Print the listing below in its entirety, character for character.

---- Records shown

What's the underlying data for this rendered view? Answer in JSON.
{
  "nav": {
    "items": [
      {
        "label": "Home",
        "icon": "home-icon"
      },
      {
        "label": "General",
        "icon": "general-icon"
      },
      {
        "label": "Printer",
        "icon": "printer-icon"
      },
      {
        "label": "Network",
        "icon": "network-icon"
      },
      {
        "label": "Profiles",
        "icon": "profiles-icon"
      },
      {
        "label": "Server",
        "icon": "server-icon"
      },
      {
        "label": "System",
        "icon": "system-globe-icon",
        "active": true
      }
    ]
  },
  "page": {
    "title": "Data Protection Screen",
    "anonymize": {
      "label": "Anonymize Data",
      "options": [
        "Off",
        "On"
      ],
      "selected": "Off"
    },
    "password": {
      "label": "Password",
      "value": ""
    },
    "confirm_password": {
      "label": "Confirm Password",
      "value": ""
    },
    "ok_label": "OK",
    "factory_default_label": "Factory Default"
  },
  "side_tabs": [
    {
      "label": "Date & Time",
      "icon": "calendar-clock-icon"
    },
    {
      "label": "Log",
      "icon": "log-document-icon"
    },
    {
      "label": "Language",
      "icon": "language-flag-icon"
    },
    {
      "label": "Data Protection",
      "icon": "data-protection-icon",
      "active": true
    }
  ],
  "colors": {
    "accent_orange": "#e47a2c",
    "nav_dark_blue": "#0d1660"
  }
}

--------

- [Result below]
What's the underlying data for this rendered view? Answer in JSON.
{
  "nav": {
    "items": [
      {
        "label": "Home",
        "icon": "home-icon"
      },
      {
        "label": "General",
        "icon": "general-icon"
      },
      {
        "label": "Printer",
        "icon": "printer-icon"
      },
      {
        "label": "Network",
        "icon": "network-icon"
      },
      {
        "label": "Profiles",
        "icon": "profiles-icon"
      },
      {
        "label": "Server",
        "icon": "server-icon"
      },
      {
        "label": "System",
        "icon": "system-globe-icon",
        "active": true
      }
    ]
  },
  "page": {
    "title": "Data Protection Screen",
    "anonymize": {
      "label": "Anonymize Data",
      "options": [
        "Off",
        "On"
      ],
      "selected": "Off"
    },
    "password": {
      "label": "Password",
      "value": ""
    },
    "confirm_password": {
      "label": "Confirm Password",
      "value": ""
    },
    "ok_label": "OK",
    "factory_default_label": "Factory Default"
  },
  "side_tabs": [
    {
      "label": "Date & Time",
      "icon": "calendar-clock-icon"
    },
    {
      "label": "Log",
      "icon": "log-document-icon"
    },
    {
      "label": "Language",
      "icon": "language-flag-icon"
    },
    {
      "label": "Data Protection",
      "icon": "data-protection-icon",
      "active": true
    }
  ],
  "colors": {
    "accent_orange": "#e47a2c",
    "nav_dark_blue": "#0d1660"
  }
}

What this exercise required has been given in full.